[Dataset rows about figures]
.....

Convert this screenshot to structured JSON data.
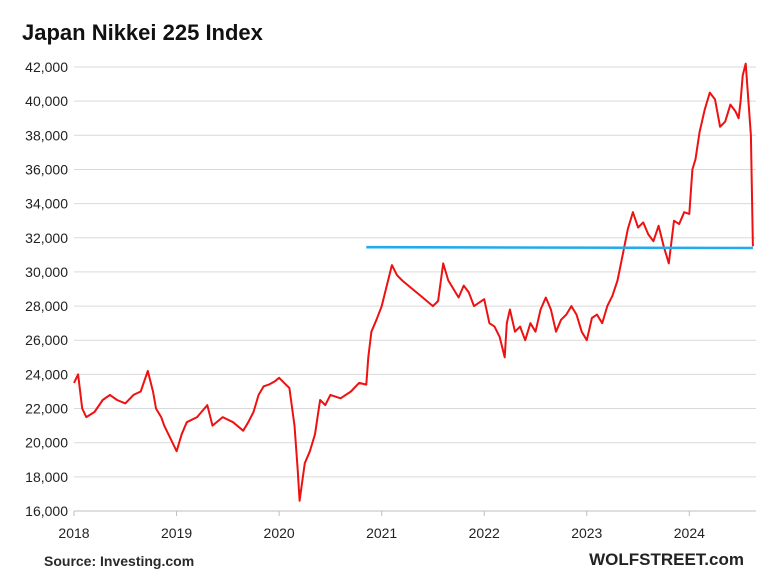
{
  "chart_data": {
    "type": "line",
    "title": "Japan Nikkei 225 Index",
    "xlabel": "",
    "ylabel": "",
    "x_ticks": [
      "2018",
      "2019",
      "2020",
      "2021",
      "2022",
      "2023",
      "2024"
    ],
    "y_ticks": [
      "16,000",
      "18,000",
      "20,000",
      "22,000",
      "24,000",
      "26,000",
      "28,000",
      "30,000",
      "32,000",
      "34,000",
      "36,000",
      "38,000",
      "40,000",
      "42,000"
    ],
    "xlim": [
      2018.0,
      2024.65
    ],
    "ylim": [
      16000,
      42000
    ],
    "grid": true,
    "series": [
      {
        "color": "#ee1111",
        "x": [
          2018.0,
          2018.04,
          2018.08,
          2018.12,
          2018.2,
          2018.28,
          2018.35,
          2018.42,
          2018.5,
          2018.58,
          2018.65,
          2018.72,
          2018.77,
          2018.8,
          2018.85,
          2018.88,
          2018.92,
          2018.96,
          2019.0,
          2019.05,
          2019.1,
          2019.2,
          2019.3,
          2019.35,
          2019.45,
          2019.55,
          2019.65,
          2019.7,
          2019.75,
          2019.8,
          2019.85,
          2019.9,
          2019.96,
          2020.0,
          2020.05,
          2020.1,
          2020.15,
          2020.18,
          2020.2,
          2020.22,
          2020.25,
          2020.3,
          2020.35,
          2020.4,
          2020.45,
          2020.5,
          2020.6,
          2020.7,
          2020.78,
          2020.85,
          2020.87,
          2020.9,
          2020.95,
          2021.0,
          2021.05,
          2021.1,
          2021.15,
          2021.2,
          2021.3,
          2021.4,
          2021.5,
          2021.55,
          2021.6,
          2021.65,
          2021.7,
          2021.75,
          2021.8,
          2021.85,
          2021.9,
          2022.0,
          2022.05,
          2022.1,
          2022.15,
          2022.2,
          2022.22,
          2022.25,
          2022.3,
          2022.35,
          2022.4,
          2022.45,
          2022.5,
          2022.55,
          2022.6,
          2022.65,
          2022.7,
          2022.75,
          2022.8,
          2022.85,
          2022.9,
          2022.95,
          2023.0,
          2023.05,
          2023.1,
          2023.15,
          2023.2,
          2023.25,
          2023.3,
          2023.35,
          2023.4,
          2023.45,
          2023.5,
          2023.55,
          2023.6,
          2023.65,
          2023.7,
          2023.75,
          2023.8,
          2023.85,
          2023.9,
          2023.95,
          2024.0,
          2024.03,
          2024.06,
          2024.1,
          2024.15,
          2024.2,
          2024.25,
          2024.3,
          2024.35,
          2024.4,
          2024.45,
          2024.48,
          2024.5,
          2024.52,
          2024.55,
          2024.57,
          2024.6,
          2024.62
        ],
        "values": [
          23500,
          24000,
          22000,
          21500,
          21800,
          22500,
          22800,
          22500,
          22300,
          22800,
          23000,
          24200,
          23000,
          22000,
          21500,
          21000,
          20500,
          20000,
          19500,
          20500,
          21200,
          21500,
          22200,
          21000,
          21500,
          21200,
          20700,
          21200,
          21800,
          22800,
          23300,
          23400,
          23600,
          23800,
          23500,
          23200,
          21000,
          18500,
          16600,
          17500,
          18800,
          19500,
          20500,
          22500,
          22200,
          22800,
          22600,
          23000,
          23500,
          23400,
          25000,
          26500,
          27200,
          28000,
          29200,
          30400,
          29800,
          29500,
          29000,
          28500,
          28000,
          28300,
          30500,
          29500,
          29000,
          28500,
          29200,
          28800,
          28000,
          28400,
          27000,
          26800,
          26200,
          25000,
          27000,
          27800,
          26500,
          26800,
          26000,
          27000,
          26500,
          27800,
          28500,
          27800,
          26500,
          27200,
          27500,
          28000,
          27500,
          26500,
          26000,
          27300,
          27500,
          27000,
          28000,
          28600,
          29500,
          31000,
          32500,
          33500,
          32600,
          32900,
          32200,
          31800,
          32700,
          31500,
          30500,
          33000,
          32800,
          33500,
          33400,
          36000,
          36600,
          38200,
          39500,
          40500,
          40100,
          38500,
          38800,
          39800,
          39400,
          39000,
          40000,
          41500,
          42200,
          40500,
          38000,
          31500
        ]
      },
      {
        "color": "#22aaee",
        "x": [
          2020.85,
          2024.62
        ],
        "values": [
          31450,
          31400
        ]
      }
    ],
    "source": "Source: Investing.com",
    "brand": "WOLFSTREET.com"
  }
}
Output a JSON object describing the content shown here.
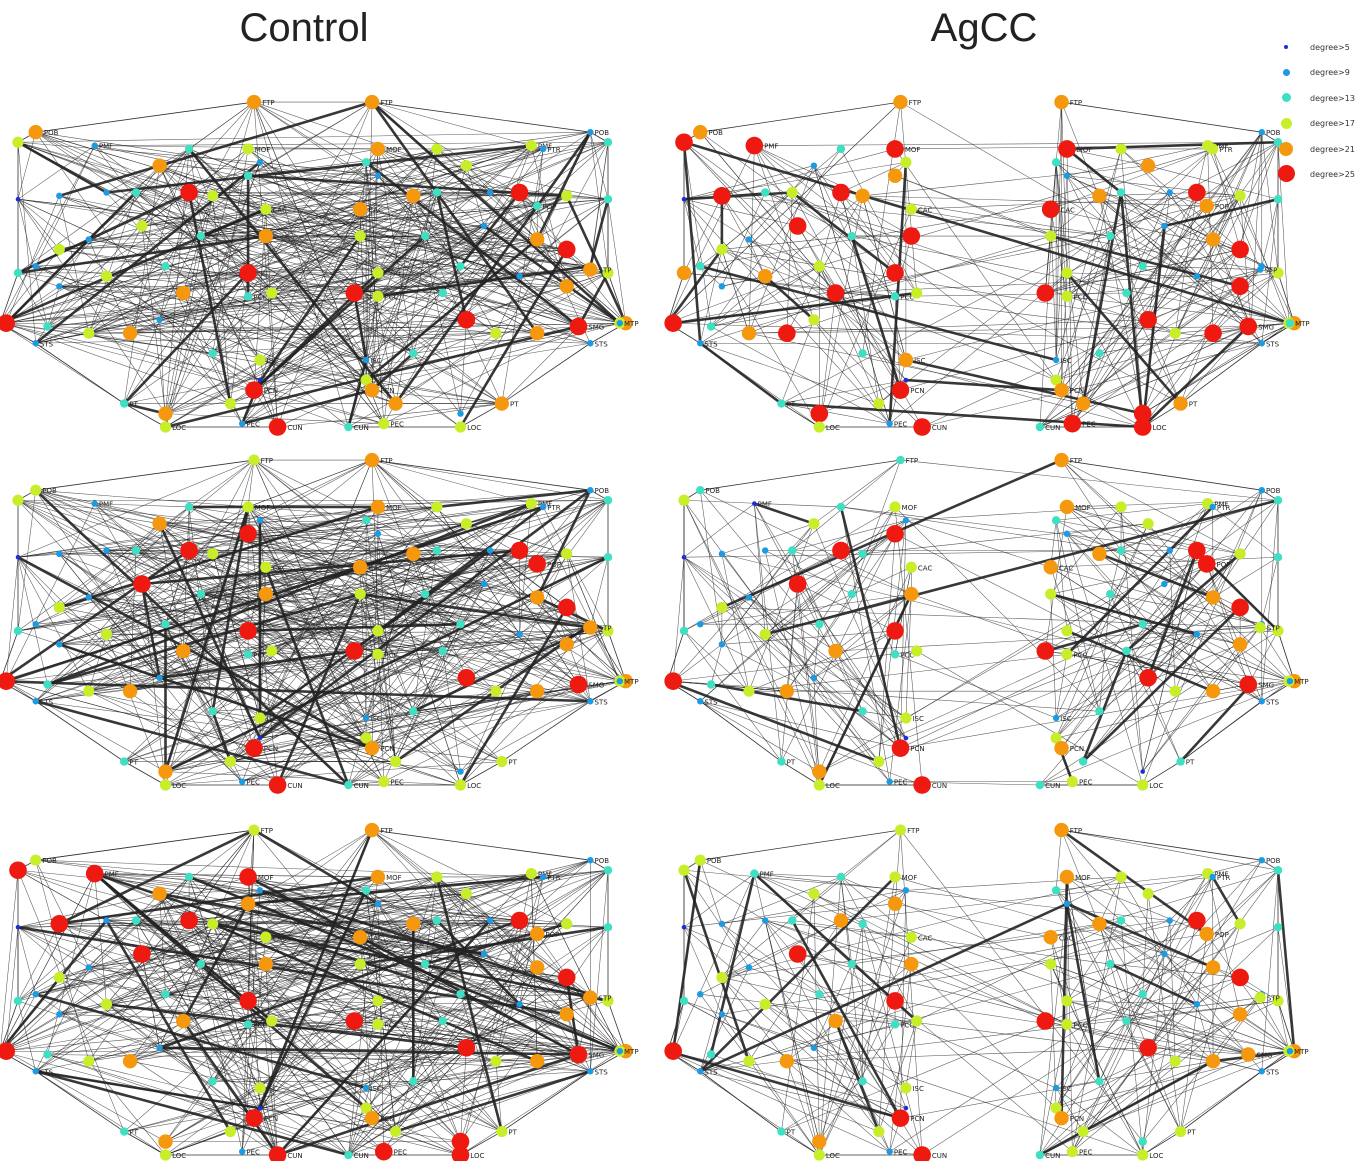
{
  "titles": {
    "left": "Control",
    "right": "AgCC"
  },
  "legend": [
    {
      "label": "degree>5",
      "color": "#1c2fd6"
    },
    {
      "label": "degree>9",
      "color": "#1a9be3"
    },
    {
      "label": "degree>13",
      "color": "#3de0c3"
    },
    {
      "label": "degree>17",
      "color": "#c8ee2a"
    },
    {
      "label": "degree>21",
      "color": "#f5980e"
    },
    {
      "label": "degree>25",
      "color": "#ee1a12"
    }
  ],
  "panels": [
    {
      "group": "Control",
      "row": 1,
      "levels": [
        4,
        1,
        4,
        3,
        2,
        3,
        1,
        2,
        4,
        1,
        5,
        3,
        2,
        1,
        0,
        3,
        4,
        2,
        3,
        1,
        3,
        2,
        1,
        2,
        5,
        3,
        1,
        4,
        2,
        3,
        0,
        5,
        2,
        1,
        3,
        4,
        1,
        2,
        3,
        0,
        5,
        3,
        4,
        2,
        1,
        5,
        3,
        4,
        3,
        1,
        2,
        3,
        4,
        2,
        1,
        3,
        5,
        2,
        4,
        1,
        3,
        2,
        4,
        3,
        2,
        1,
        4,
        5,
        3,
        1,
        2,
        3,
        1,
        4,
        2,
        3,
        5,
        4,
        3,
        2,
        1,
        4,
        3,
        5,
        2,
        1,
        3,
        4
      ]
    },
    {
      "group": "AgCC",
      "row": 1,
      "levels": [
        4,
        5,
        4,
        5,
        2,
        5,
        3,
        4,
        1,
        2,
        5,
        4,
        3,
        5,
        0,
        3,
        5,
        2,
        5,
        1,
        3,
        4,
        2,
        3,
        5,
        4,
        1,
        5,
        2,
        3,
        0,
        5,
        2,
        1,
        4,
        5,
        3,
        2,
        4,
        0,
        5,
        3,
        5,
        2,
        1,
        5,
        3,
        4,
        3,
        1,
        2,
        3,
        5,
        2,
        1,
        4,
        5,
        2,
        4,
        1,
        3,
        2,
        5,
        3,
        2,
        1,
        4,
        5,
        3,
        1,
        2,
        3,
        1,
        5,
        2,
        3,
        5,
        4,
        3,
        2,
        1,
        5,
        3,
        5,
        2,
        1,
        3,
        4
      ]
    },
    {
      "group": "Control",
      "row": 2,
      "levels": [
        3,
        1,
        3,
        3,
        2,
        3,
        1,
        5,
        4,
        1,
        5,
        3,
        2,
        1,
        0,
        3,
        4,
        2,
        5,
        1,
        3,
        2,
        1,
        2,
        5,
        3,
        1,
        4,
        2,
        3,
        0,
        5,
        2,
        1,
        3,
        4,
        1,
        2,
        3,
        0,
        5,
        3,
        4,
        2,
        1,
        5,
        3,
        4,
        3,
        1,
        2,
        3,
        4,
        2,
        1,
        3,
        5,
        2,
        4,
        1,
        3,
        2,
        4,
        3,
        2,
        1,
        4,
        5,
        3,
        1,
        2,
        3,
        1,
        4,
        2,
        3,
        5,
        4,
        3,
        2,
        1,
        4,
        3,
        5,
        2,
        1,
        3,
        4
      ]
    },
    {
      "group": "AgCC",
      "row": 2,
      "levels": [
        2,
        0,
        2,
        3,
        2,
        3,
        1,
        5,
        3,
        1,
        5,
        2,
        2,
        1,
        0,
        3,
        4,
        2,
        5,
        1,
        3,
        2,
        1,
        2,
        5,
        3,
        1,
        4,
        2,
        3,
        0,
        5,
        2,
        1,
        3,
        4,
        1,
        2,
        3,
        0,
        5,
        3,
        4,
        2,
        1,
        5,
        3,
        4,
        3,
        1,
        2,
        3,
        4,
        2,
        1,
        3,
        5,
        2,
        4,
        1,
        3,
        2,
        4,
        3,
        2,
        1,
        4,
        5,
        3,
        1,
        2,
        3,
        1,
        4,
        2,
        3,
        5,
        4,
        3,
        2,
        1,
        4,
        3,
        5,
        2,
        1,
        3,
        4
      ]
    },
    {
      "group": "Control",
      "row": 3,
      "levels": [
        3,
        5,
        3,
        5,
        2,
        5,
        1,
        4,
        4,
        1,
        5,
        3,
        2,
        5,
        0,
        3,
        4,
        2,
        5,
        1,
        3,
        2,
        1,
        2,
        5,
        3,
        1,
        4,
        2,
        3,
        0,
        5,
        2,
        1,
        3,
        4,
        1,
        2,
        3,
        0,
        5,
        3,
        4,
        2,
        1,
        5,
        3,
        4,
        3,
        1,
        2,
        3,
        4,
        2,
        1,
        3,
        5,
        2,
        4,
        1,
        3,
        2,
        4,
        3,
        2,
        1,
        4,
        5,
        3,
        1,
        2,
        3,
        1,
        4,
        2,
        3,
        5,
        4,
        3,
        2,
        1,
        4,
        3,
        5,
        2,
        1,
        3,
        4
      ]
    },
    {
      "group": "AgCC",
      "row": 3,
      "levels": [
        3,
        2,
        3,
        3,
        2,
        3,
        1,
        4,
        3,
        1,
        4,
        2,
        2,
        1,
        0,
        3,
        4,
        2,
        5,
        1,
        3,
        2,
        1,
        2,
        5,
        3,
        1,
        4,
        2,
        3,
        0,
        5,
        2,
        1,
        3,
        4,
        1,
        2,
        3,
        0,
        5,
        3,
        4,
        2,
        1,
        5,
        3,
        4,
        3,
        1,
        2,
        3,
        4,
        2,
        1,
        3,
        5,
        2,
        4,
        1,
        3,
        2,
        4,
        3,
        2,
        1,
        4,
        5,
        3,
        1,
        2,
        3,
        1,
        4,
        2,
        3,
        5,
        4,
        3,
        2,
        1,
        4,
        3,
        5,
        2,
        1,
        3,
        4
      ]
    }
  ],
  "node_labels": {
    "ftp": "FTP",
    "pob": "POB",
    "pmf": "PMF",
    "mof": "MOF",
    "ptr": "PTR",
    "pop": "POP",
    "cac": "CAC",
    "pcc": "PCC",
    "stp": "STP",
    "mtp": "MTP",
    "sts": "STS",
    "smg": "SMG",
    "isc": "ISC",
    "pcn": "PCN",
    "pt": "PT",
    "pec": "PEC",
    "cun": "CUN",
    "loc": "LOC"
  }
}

.....

### What the exercise asks
Pull out all lines from the entries above that include the word "JSON".

### Response to this task
Convert this screenshot to structured JSON data.
Output a JSON object describing the content shown here.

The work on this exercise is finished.